---------- DATASET ROWS

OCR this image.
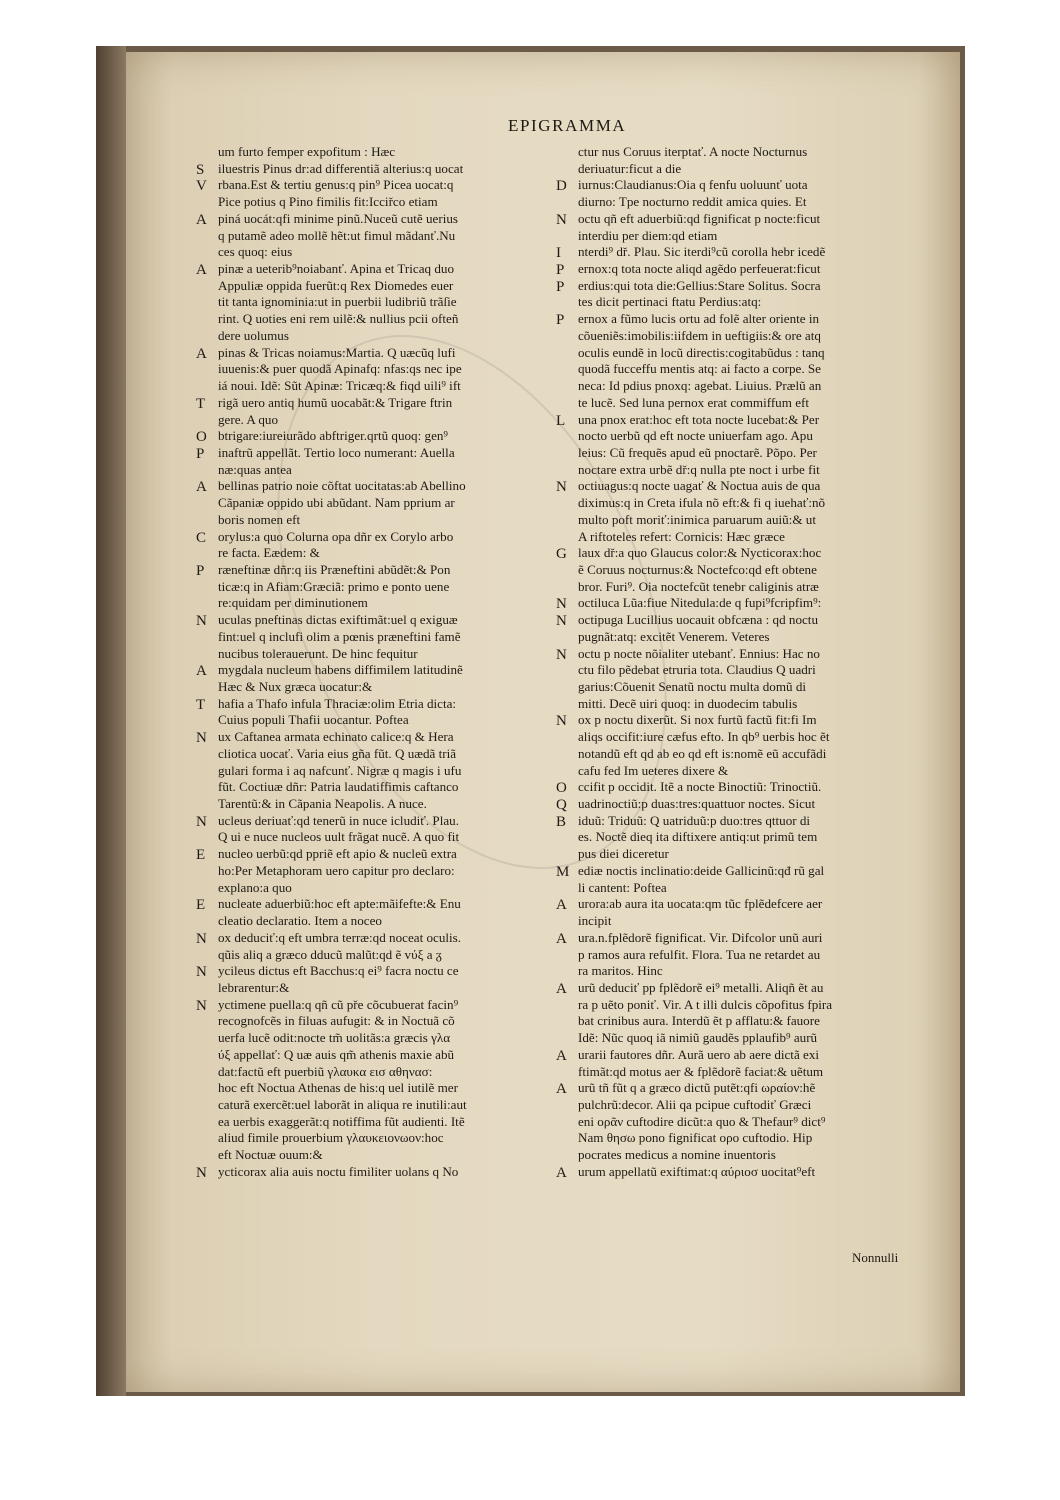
EPIGRAMMA
um furto femper expofitum : Hæc
S	iluestris Pinus dr:ad differentiã alterius:q uocat
V rbana.Est & tertiu genus:q pin⁹ Picea uocat:q
Pice potius q Pino fimilis fit:Icciřco etiam
A piná uocát:qfi minime pinũ.Nuceũ cutẽ uerius
q putamẽ adeo mollẽ hẽt:ut fimul mãdanť.Nu
ces quoq: eius
A pinæ a ueterib⁹noiabanť. Apina et Tricaq duo
Appuliæ oppida fuerũt:q Rex Diomedes euer
tit tanta ignominia:ut in puerbii ludibriũ trãſie
rint. Q uoties eni rem uilẽ:& nullius pcii ofteñ
dere uolumus
A pinas & Tricas noiamus:Martia. Q uæcũq lufi
iuuenis:& puer quodã Apinafq: nfas:qs nec ipe
iá noui. Idẽ: Sũt Apinæ: Tricæq:& fiqd uili⁹ ift
T rigã uero antiq humũ uocabãt:& Trigare ftrin
gere. A quo
O btrigare:iureiurãdo abftriger.qrtũ quoq: gen⁹
P	inaftrũ appellãt. Tertio loco numerant: Auella
næ:quas antea
A bellinas patrio noie cõftat uocitatas:ab Abellino
Cãpaniæ oppido ubi abũdant. Nam pprium ar
boris nomen eft
C orylus:a quo Colurna opa dñr ex Corylo arbo
re facta. Eædem: &
P	ræneftinæ dñr:q iis Præneftini abũdẽt:& Pon
ticæ:q in Afiam:Græciã: primo e ponto uene
re:quidam per diminutionem
N uculas pneftinas dictas exiftimãt:uel q exiguæ
fint:uel q inclufi olim a pœnis præneftini famẽ
nucibus tolerauerunt. De hinc fequitur
A mygdala nucleum habens diffimilem latitudinẽ
Hæc & Nux græca uocatur:&
T hafia a Thafo infula Thraciæ:olim Etria dicta:
Cuius populi Thafii uocantur. Poftea
N ux Caftanea armata echinato calice:q & Hera
cliotica uocať. Varia eius gña fũt. Q uædã triã
gulari forma i aq nafcunť. Nigræ q magis i ufu
fũt. Coctiuæ dñr: Patria laudatiffimis caftanco
Tarentũ:& in Cãpania Neapolis. A nuce.
N ucleus deriuať:qd tenerũ in nuce icludiť. Plau.
Q ui e nuce nucleos uult frãgat nucẽ. A quo fit
E nucleo uerbũ:qd ppriẽ eft apio & nucleũ extra
ho:Per Metaphoram uero capitur pro declaro:
explano:a quo
E nucleate aduerbiũ:hoc eft apte:mãifefte:& Enu
cleatio declaratio. Item a noceo
N ox deduciť:q eft umbra terræ:qd noceat oculis.
qũis aliq a græco dducũ malũt:qd ẽ vύξ a ᵹ
N ycileus dictus eft Bacchus:q ei⁹ facra noctu ce
lebrarentur:&
N yctimene puella:q qñ cũ pře cõcubuerat facin⁹
recognofcẽs in filuas aufugit: & in Noctuã cõ
uerfa lucẽ odit:nocte tm̃ uolitãs:a græcis γλα
ύξ appellať: Q uæ auis qm̃ athenis maxie abũ
dat:factũ eft puerbiũ γλαυκα εισ αθηνασ:
hoc eft Noctua Athenas de his:q uel iutilẽ mer
caturã exercẽt:uel laborãt in aliqua re inutili:aut
ea uerbis exaggerãt:q notiffima fũt audienti. Itẽ
aliud fimile prouerbium γλαυκειονωον:hoc
eft Noctuæ ouum:&
N ycticorax alia auis noctu fimiliter uolans q No
ctur nus Coruus iterptať. A nocte Nocturnus
deriuatur:ficut a die
D iurnus:Claudianus:Oia q fenfu uoluunť uota
diurno: Tpe nocturno reddit amica quies. Et
N octu qñ eft aduerbiũ:qd fignificat p nocte:ficut
interdiu per diem:qd etiam
I	nterdi⁹ dř. Plau. Sic iterdi⁹cũ corolla hebr icedẽ
P	ernox:q tota nocte aliqd agẽdo perfeuerat:ficut
P	erdius:qui tota die:Gellius:Stare Solitus. Socra
tes dicit pertinaci ftatu Perdius:atq:
P	ernox a fũmo lucis ortu ad folẽ alter oriente in
cõueniẽs:imobilis:iifdem in ueftigiis:& ore atq
oculis eundẽ in locũ directis:cogitabũdus : tanq
quodã fucceffu mentis atq: ai facto a corpe. Se
neca: Id pdius pnoxq: agebat. Liuius. Prælũ an
te lucẽ. Sed luna pernox erat commiffum eft
L una pnox erat:hoc eft tota nocte lucebat:& Per
nocto uerbũ qd eft nocte uniuerfam ago. Apu
leius: Cũ frequẽs apud eũ pnoctarẽ. Põpo. Per
noctare extra urbẽ dř:q nulla pte noct i urbe fit
N octiuagus:q nocte uagať & Noctua auis de qua
diximus:q in Creta ifula nõ eft:& fi q iuehať:nõ
multo poft moriť:inimica paruarum auiũ:& ut
A riftoteles refert: Cornicis: Hæc græce
G laux dř:a quo Glaucus color:& Nycticorax:hoc
ẽ Coruus nocturnus:& Noctefco:qd eft obtene
bror. Furi⁹. Oia noctefcũt tenebr caliginis atræ
N octiluca Lũa:fiue Nitedula:de q fupi⁹fcripfim⁹:
N octipuga Lucillius uocauit obfcæna : qd noctu
pugnãt:atq: excitẽt Venerem. Veteres
N octu p nocte nõialiter utebanť. Ennius: Hac no
ctu filo pẽdebat etruria tota. Claudius Q uadri
garius:Cõuenit Senatũ noctu multa domũ di
mitti. Decẽ uiri quoq: in duodecim tabulis
N ox p noctu dixerũt. Si nox furtũ factũ fit:fi Im
aliqs occifit:iure cæfus efto. In qb⁹ uerbis hoc ẽt
notandũ eft qd ab eo qd eft is:nomẽ eũ accufãdi
cafu fed Im ueteres dixere &
O ccifit p occidit. Itẽ a nocte Binoctiũ: Trinoctiũ.
Q uadrinoctiũ:p duas:tres:quattuor noctes. Sicut
B iduũ: Triduũ: Q uatriduũ:p duo:tres qttuor di
es. Noctẽ dieq ita diftixere antiq:ut primũ tem
pus diei diceretur
M ediæ noctis inclinatio:deide Gallicinũ:qđ rũ gal
li cantent: Poftea
A urora:ab aura ita uocata:qm tũc fplẽdefcere aer
incipit
A ura.n.fplẽdorẽ fignificat. Vir. Difcolor unũ auri
p ramos aura refulfit. Flora. Tua ne retardet au
ra maritos. Hinc
A urũ deduciť pp fplẽdorẽ ei⁹ metalli. Aliqñ ẽt au
ra p uẽto poniť. Vir. A t illi dulcis cõpofitus fpira
bat crinibus aura. Interdũ ẽt p afflatu:& fauore
Idẽ: Nũc quoq iã nimiũ gaudẽs pplaufib⁹ aurũ
A urarii fautores dñr. Aurã uero ab aere dictã exi
ftimãt:qd motus aer & fplẽdorẽ faciat:& uẽtum
A urũ tñ fũt q a græco dictũ putẽt:qfi ωραίον:hẽ
pulchrũ:decor. Alii qa pcipue cuftodiť Græci
eni ορᾶν cuftodire dicũt:a quo & Thefaur⁹ dict⁹
Nam θησω pono fignificat ορο cuftodio. Hip
pocrates medicus a nomine inuentoris
A urum appellatũ exiftimat:q αύριοσ uocitat⁹eft
Nonnulli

--------------------

**WHAT YOU HAVE TO DO**
Reproduce the material word for word, minus the images.

**REPLY TO THE TASK**
OCR this image.
EPIGRAMMA
um furto femper expofitum : Hæc
S	iluestris Pinus dr:ad differentiã alterius:q uocat
V rbana.Est & tertiu genus:q pin⁹ Picea uocat:q
Pice potius q Pino fimilis fit:Icciřco etiam
A piná uocát:qfi minime pinũ.Nuceũ cutẽ uerius
q putamẽ adeo mollẽ hẽt:ut fimul mãdanť.Nu
ces quoq: eius
A pinæ a ueterib⁹noiabanť. Apina et Tricaq duo
Appuliæ oppida fuerũt:q Rex Diomedes euer
tit tanta ignominia:ut in puerbii ludibriũ trãſie
rint. Q uoties eni rem uilẽ:& nullius pcii ofteñ
dere uolumus
A pinas & Tricas noiamus:Martia. Q uæcũq lufi
iuuenis:& puer quodã Apinafq: nfas:qs nec ipe
iá noui. Idẽ: Sũt Apinæ: Tricæq:& fiqd uili⁹ ift
T rigã uero antiq humũ uocabãt:& Trigare ftrin
gere. A quo
O btrigare:iureiurãdo abftriger.qrtũ quoq: gen⁹
P	inaftrũ appellãt. Tertio loco numerant: Auella
næ:quas antea
A bellinas patrio noie cõftat uocitatas:ab Abellino
Cãpaniæ oppido ubi abũdant. Nam pprium ar
boris nomen eft
C orylus:a quo Colurna opa dñr ex Corylo arbo
re facta. Eædem: &
P	ræneftinæ dñr:q iis Præneftini abũdẽt:& Pon
ticæ:q in Afiam:Græciã: primo e ponto uene
re:quidam per diminutionem
N uculas pneftinas dictas exiftimãt:uel q exiguæ
fint:uel q inclufi olim a pœnis præneftini famẽ
nucibus tolerauerunt. De hinc fequitur
A mygdala nucleum habens diffimilem latitudinẽ
Hæc & Nux græca uocatur:&
T hafia a Thafo infula Thraciæ:olim Etria dicta:
Cuius populi Thafii uocantur. Poftea
N ux Caftanea armata echinato calice:q & Hera
cliotica uocať. Varia eius gña fũt. Q uædã triã
gulari forma i aq nafcunť. Nigræ q magis i ufu
fũt. Coctiuæ dñr: Patria laudatiffimis caftanco
Tarentũ:& in Cãpania Neapolis. A nuce.
N ucleus deriuať:qd tenerũ in nuce icludiť. Plau.
Q ui e nuce nucleos uult frãgat nucẽ. A quo fit
E nucleo uerbũ:qd ppriẽ eft apio & nucleũ extra
ho:Per Metaphoram uero capitur pro declaro:
explano:a quo
E nucleate aduerbiũ:hoc eft apte:mãifefte:& Enu
cleatio declaratio. Item a noceo
N ox deduciť:q eft umbra terræ:qd noceat oculis.
qũis aliq a græco dducũ malũt:qd ẽ vύξ a ᵹ
N ycileus dictus eft Bacchus:q ei⁹ facra noctu ce
lebrarentur:&
N yctimene puella:q qñ cũ pře cõcubuerat facin⁹
recognofcẽs in filuas aufugit: & in Noctuã cõ
uerfa lucẽ odit:nocte tm̃ uolitãs:a græcis γλα
ύξ appellať: Q uæ auis qm̃ athenis maxie abũ
dat:factũ eft puerbiũ γλαυκα εισ αθηνασ:
hoc eft Noctua Athenas de his:q uel iutilẽ mer
caturã exercẽt:uel laborãt in aliqua re inutili:aut
ea uerbis exaggerãt:q notiffima fũt audienti. Itẽ
aliud fimile prouerbium γλαυκειονωον:hoc
eft Noctuæ ouum:&
N ycticorax alia auis noctu fimiliter uolans q No
ctur nus Coruus iterptať. A nocte Nocturnus
deriuatur:ficut a die
D iurnus:Claudianus:Oia q fenfu uoluunť uota
diurno: Tpe nocturno reddit amica quies. Et
N octu qñ eft aduerbiũ:qd fignificat p nocte:ficut
interdiu per diem:qd etiam
I	nterdi⁹ dř. Plau. Sic iterdi⁹cũ corolla hebr icedẽ
P	ernox:q tota nocte aliqd agẽdo perfeuerat:ficut
P	erdius:qui tota die:Gellius:Stare Solitus. Socra
tes dicit pertinaci ftatu Perdius:atq:
P	ernox a fũmo lucis ortu ad folẽ alter oriente in
cõueniẽs:imobilis:iifdem in ueftigiis:& ore atq
oculis eundẽ in locũ directis:cogitabũdus : tanq
quodã fucceffu mentis atq: ai facto a corpe. Se
neca: Id pdius pnoxq: agebat. Liuius. Prælũ an
te lucẽ. Sed luna pernox erat commiffum eft
L una pnox erat:hoc eft tota nocte lucebat:& Per
nocto uerbũ qd eft nocte uniuerfam ago. Apu
leius: Cũ frequẽs apud eũ pnoctarẽ. Põpo. Per
noctare extra urbẽ dř:q nulla pte noct i urbe fit
N octiuagus:q nocte uagať & Noctua auis de qua
diximus:q in Creta ifula nõ eft:& fi q iuehať:nõ
multo poft moriť:inimica paruarum auiũ:& ut
A riftoteles refert: Cornicis: Hæc græce
G laux dř:a quo Glaucus color:& Nycticorax:hoc
ẽ Coruus nocturnus:& Noctefco:qd eft obtene
bror. Furi⁹. Oia noctefcũt tenebr caliginis atræ
N octiluca Lũa:fiue Nitedula:de q fupi⁹fcripfim⁹:
N octipuga Lucillius uocauit obfcæna : qd noctu
pugnãt:atq: excitẽt Venerem. Veteres
N octu p nocte nõialiter utebanť. Ennius: Hac no
ctu filo pẽdebat etruria tota. Claudius Q uadri
garius:Cõuenit Senatũ noctu multa domũ di
mitti. Decẽ uiri quoq: in duodecim tabulis
N ox p noctu dixerũt. Si nox furtũ factũ fit:fi Im
aliqs occifit:iure cæfus efto. In qb⁹ uerbis hoc ẽt
notandũ eft qd ab eo qd eft is:nomẽ eũ accufãdi
cafu fed Im ueteres dixere &
O ccifit p occidit. Itẽ a nocte Binoctiũ: Trinoctiũ.
Q uadrinoctiũ:p duas:tres:quattuor noctes. Sicut
B iduũ: Triduũ: Q uatriduũ:p duo:tres qttuor di
es. Noctẽ dieq ita diftixere antiq:ut primũ tem
pus diei diceretur
M ediæ noctis inclinatio:deide Gallicinũ:qđ rũ gal
li cantent: Poftea
A urora:ab aura ita uocata:qm tũc fplẽdefcere aer
incipit
A ura.n.fplẽdorẽ fignificat. Vir. Difcolor unũ auri
p ramos aura refulfit. Flora. Tua ne retardet au
ra maritos. Hinc
A urũ deduciť pp fplẽdorẽ ei⁹ metalli. Aliqñ ẽt au
ra p uẽto poniť. Vir. A t illi dulcis cõpofitus fpira
bat crinibus aura. Interdũ ẽt p afflatu:& fauore
Idẽ: Nũc quoq iã nimiũ gaudẽs pplaufib⁹ aurũ
A urarii fautores dñr. Aurã uero ab aere dictã exi
ftimãt:qd motus aer & fplẽdorẽ faciat:& uẽtum
A urũ tñ fũt q a græco dictũ putẽt:qfi ωραίον:hẽ
pulchrũ:decor. Alii qa pcipue cuftodiť Græci
eni ορᾶν cuftodire dicũt:a quo & Thefaur⁹ dict⁹
Nam θησω pono fignificat ορο cuftodio. Hip
pocrates medicus a nomine inuentoris
A urum appellatũ exiftimat:q αύριοσ uocitat⁹eft
Nonnulli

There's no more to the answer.